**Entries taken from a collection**
## begin
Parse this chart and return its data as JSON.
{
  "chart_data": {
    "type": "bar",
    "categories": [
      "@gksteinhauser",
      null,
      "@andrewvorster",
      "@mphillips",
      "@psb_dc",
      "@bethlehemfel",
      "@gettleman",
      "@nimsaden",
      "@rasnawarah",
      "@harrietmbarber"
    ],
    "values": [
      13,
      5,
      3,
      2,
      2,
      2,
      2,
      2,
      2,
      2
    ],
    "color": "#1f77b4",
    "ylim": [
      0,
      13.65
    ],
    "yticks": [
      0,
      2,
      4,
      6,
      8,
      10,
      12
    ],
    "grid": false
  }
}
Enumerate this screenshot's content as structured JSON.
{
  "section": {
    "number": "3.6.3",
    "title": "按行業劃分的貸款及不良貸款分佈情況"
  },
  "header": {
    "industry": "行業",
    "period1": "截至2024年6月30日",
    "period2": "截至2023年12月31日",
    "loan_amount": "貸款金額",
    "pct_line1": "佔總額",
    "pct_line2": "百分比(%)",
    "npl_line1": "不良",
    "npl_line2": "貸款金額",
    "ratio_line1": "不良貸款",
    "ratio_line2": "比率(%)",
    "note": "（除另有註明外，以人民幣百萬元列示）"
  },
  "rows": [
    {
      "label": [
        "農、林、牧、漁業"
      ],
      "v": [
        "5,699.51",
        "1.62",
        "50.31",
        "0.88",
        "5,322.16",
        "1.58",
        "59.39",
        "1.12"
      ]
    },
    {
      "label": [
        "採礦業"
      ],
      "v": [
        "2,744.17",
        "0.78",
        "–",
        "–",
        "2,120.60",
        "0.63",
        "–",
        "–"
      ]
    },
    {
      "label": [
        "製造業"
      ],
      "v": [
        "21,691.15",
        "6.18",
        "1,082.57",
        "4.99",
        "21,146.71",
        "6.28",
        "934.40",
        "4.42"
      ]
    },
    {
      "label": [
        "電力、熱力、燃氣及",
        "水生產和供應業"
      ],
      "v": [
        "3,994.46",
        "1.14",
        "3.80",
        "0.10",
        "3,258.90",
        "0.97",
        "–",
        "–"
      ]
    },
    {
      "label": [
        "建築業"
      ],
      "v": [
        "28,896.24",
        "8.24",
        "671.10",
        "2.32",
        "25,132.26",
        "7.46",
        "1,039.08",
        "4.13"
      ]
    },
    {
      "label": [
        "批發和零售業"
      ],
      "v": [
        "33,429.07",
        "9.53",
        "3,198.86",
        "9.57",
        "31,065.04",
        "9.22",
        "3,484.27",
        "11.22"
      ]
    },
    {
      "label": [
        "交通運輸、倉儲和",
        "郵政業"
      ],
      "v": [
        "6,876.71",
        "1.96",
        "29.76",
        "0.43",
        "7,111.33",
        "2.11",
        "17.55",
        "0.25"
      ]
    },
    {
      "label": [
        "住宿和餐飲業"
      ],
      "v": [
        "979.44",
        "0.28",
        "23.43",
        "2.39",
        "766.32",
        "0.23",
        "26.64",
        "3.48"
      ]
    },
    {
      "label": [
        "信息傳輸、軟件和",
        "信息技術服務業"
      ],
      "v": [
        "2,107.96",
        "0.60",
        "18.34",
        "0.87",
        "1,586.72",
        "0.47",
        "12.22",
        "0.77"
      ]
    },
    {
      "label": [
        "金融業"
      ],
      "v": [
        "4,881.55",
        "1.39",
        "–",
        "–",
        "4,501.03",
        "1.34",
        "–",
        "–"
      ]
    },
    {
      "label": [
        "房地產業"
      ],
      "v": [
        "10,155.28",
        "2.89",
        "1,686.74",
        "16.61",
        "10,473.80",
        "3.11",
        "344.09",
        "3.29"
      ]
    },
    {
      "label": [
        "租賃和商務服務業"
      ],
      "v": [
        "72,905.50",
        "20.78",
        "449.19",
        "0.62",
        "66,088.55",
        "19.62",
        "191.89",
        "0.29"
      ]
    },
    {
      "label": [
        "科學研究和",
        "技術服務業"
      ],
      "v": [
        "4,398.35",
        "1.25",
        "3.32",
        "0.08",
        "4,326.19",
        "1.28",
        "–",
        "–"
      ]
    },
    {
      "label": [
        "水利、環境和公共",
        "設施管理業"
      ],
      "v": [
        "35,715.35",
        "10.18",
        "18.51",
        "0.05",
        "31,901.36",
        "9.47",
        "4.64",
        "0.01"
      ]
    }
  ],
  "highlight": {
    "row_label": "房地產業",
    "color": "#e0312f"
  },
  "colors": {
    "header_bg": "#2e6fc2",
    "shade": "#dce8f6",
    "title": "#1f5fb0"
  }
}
## end
**WHAT YOU WILL DO**
Return all lines containing the word "this".

**REPLY**
Parse this chart and return its data as JSON.
Enumerate this screenshot's content as structured JSON.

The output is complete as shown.